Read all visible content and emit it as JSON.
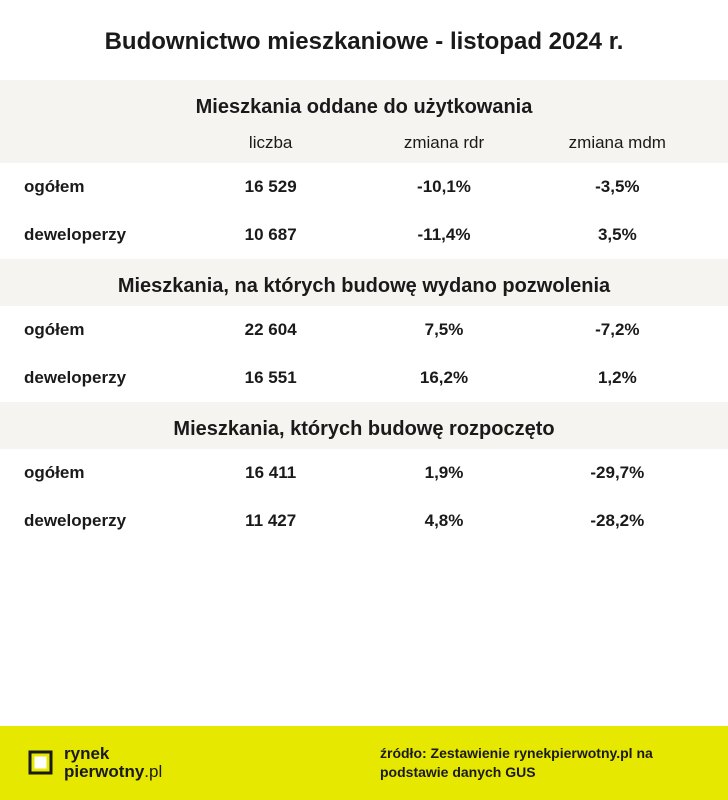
{
  "title": "Budownictwo mieszkaniowe - listopad 2024 r.",
  "columns": {
    "label": "",
    "count": "liczba",
    "yoy": "zmiana rdr",
    "mom": "zmiana mdm"
  },
  "sections": [
    {
      "header": "Mieszkania oddane do użytkowania",
      "show_col_headers": true,
      "rows": [
        {
          "label": "ogółem",
          "count": "16 529",
          "yoy": "-10,1%",
          "mom": "-3,5%"
        },
        {
          "label": "deweloperzy",
          "count": "10 687",
          "yoy": "-11,4%",
          "mom": "3,5%"
        }
      ]
    },
    {
      "header": "Mieszkania, na których budowę wydano pozwolenia",
      "show_col_headers": false,
      "rows": [
        {
          "label": "ogółem",
          "count": "22 604",
          "yoy": "7,5%",
          "mom": "-7,2%"
        },
        {
          "label": "deweloperzy",
          "count": "16 551",
          "yoy": "16,2%",
          "mom": "1,2%"
        }
      ]
    },
    {
      "header": "Mieszkania, których budowę rozpoczęto",
      "show_col_headers": false,
      "rows": [
        {
          "label": "ogółem",
          "count": "16 411",
          "yoy": "1,9%",
          "mom": "-29,7%"
        },
        {
          "label": "deweloperzy",
          "count": "11 427",
          "yoy": "4,8%",
          "mom": "-28,2%"
        }
      ]
    }
  ],
  "footer": {
    "brand_line1": "rynek",
    "brand_line2": "pierwotny",
    "brand_suffix": ".pl",
    "source": "źródło: Zestawienie rynekpierwotny.pl na podstawie danych GUS"
  },
  "style": {
    "page_bg": "#ffffff",
    "section_header_bg": "#f6f4f0",
    "row_bg": "#ffffff",
    "text_color": "#1a1a1a",
    "footer_bg": "#e6e800",
    "title_fontsize": 24,
    "section_header_fontsize": 20,
    "cell_fontsize": 17,
    "source_fontsize": 14,
    "font_family": "Arial, Helvetica, sans-serif"
  }
}
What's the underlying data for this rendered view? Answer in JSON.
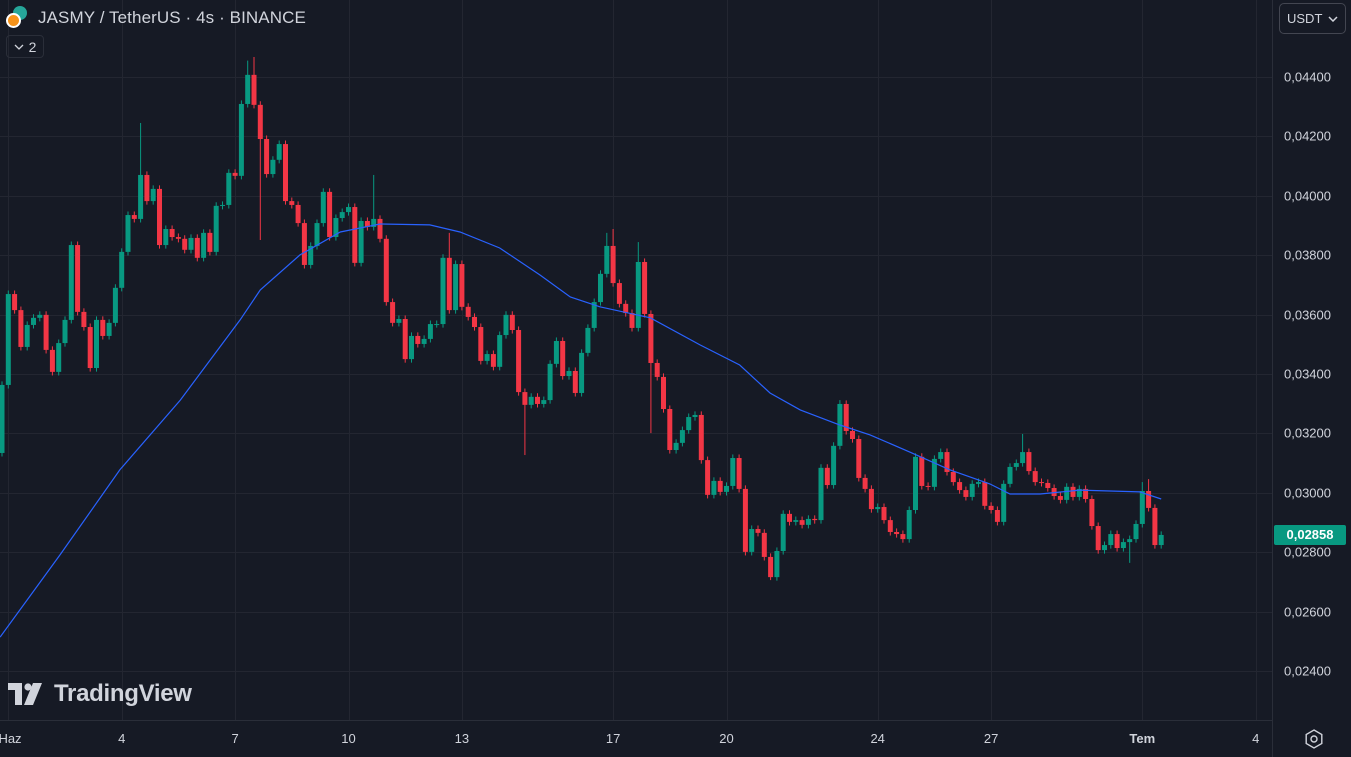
{
  "header": {
    "symbol_title": "JASMY / TetherUS · 4s · BINANCE",
    "indicator_count": "2",
    "currency": "USDT"
  },
  "watermark": "TradingView",
  "colors": {
    "background": "#161a25",
    "grid": "#232631",
    "up": "#089981",
    "down": "#f23645",
    "ema": "#2962ff",
    "axis_text": "#d1d4dc"
  },
  "icons": {
    "coin_pair": "jasmy-usdt-coin-icons",
    "collapse": "chevron-down-icon",
    "currency_dropdown": "chevron-down-icon",
    "settings": "gear-icon",
    "logo": "tradingview-logo-icon"
  },
  "chart_data": {
    "type": "candlestick",
    "title": "JASMY / TetherUS · 4s · BINANCE",
    "ylim": [
      0.02235,
      0.04659
    ],
    "grid": true,
    "y_ticks": [
      "0,04400",
      "0,04200",
      "0,04000",
      "0,03800",
      "0,03600",
      "0,03400",
      "0,03200",
      "0,03000",
      "0,02800",
      "0,02600",
      "0,02400"
    ],
    "y_tick_values": [
      0.044,
      0.042,
      0.04,
      0.038,
      0.036,
      0.034,
      0.032,
      0.03,
      0.028,
      0.026,
      0.024
    ],
    "x_ticks": [
      {
        "label": "Haz",
        "index": 2,
        "bold": false
      },
      {
        "label": "4",
        "index": 20,
        "bold": false
      },
      {
        "label": "7",
        "index": 38,
        "bold": false
      },
      {
        "label": "10",
        "index": 56,
        "bold": false
      },
      {
        "label": "13",
        "index": 74,
        "bold": false
      },
      {
        "label": "17",
        "index": 98,
        "bold": false
      },
      {
        "label": "20",
        "index": 116,
        "bold": false
      },
      {
        "label": "24",
        "index": 140,
        "bold": false
      },
      {
        "label": "27",
        "index": 158,
        "bold": false
      },
      {
        "label": "Tem",
        "index": 182,
        "bold": true
      },
      {
        "label": "4",
        "index": 200,
        "bold": false
      }
    ],
    "last_price": "0,02858",
    "last_price_value": 0.02858,
    "first_open": 0.03134,
    "close": [
      0.03363,
      0.03669,
      0.03615,
      0.03491,
      0.03565,
      0.03589,
      0.03599,
      0.03481,
      0.03407,
      0.03504,
      0.03582,
      0.03834,
      0.03609,
      0.03558,
      0.0342,
      0.03582,
      0.03528,
      0.03572,
      0.0369,
      0.03811,
      0.03935,
      0.03922,
      0.0407,
      0.03982,
      0.04023,
      0.03834,
      0.03888,
      0.03861,
      0.03855,
      0.03818,
      0.03858,
      0.03791,
      0.03875,
      0.03811,
      0.03966,
      0.03969,
      0.04077,
      0.04067,
      0.04309,
      0.04407,
      0.04306,
      0.04191,
      0.04073,
      0.04121,
      0.04174,
      0.03982,
      0.03969,
      0.03908,
      0.03767,
      0.03831,
      0.03908,
      0.04013,
      0.03861,
      0.03925,
      0.03945,
      0.03962,
      0.03774,
      0.03915,
      0.03895,
      0.03922,
      0.03855,
      0.03642,
      0.03572,
      0.03585,
      0.0345,
      0.03528,
      0.03501,
      0.03518,
      0.03568,
      0.03568,
      0.03791,
      0.03615,
      0.0377,
      0.03626,
      0.03592,
      0.03558,
      0.03444,
      0.03467,
      0.03424,
      0.03531,
      0.03599,
      0.03548,
      0.03339,
      0.03296,
      0.03323,
      0.03299,
      0.03312,
      0.03434,
      0.03511,
      0.03393,
      0.0341,
      0.03336,
      0.03471,
      0.03555,
      0.03642,
      0.03737,
      0.03831,
      0.03706,
      0.03636,
      0.03605,
      0.03555,
      0.03777,
      0.03602,
      0.03437,
      0.0339,
      0.03282,
      0.03144,
      0.03168,
      0.03211,
      0.03255,
      0.03262,
      0.0311,
      0.02993,
      0.0304,
      0.03003,
      0.03023,
      0.03117,
      0.03013,
      0.02801,
      0.02878,
      0.02865,
      0.02784,
      0.02716,
      0.02804,
      0.02929,
      0.02902,
      0.02908,
      0.02892,
      0.02912,
      0.02908,
      0.03084,
      0.03026,
      0.03158,
      0.03299,
      0.03208,
      0.03181,
      0.0305,
      0.03013,
      0.02945,
      0.02952,
      0.02908,
      0.02868,
      0.02861,
      0.02844,
      0.02942,
      0.03121,
      0.03023,
      0.0302,
      0.03114,
      0.03137,
      0.0307,
      0.03036,
      0.03009,
      0.02986,
      0.0303,
      0.03036,
      0.02956,
      0.02942,
      0.02902,
      0.0303,
      0.03087,
      0.031,
      0.03137,
      0.03073,
      0.03036,
      0.03033,
      0.03016,
      0.02989,
      0.02976,
      0.0302,
      0.02986,
      0.03013,
      0.02979,
      0.02888,
      0.02807,
      0.02824,
      0.02861,
      0.02814,
      0.02834,
      0.02844,
      0.02895,
      0.03006,
      0.02949,
      0.02824,
      0.02858
    ],
    "extremes": [
      {
        "index": 23,
        "high": 0.04245
      },
      {
        "index": 40,
        "high": 0.04455
      },
      {
        "index": 41,
        "high": 0.04467
      },
      {
        "index": 42,
        "low": 0.03851
      },
      {
        "index": 60,
        "high": 0.0407
      },
      {
        "index": 72,
        "high": 0.03875
      },
      {
        "index": 84,
        "low": 0.03127
      },
      {
        "index": 97,
        "high": 0.03875
      },
      {
        "index": 98,
        "high": 0.03888
      },
      {
        "index": 102,
        "high": 0.03844
      },
      {
        "index": 104,
        "low": 0.03201
      },
      {
        "index": 123,
        "low": 0.02706
      },
      {
        "index": 134,
        "high": 0.03312
      },
      {
        "index": 163,
        "high": 0.03198
      },
      {
        "index": 180,
        "low": 0.02764
      },
      {
        "index": 182,
        "high": 0.03036
      },
      {
        "index": 183,
        "high": 0.03046
      }
    ],
    "ema": [
      [
        0.7,
        0.02514
      ],
      [
        10.2,
        0.02791
      ],
      [
        19.7,
        0.03077
      ],
      [
        29.3,
        0.03312
      ],
      [
        38.8,
        0.03582
      ],
      [
        42,
        0.03683
      ],
      [
        48.3,
        0.03801
      ],
      [
        54.7,
        0.03878
      ],
      [
        61,
        0.03905
      ],
      [
        68.9,
        0.03902
      ],
      [
        73.7,
        0.03878
      ],
      [
        80,
        0.03824
      ],
      [
        86.4,
        0.03733
      ],
      [
        91.2,
        0.03659
      ],
      [
        95.9,
        0.03626
      ],
      [
        103.9,
        0.03589
      ],
      [
        111.8,
        0.03498
      ],
      [
        118.1,
        0.0343
      ],
      [
        122.9,
        0.03336
      ],
      [
        127.7,
        0.03279
      ],
      [
        134,
        0.03228
      ],
      [
        138.8,
        0.03195
      ],
      [
        145.1,
        0.03137
      ],
      [
        151.5,
        0.03077
      ],
      [
        157.8,
        0.0303
      ],
      [
        161,
        0.02996
      ],
      [
        165.8,
        0.02996
      ],
      [
        172.1,
        0.03009
      ],
      [
        181.6,
        0.03003
      ],
      [
        185,
        0.02979
      ]
    ]
  }
}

■ **Exercise requirements**: From the data above, work out how many lines contain the string "budowę" and reply with only the number.

■ **Exercise answer**: 2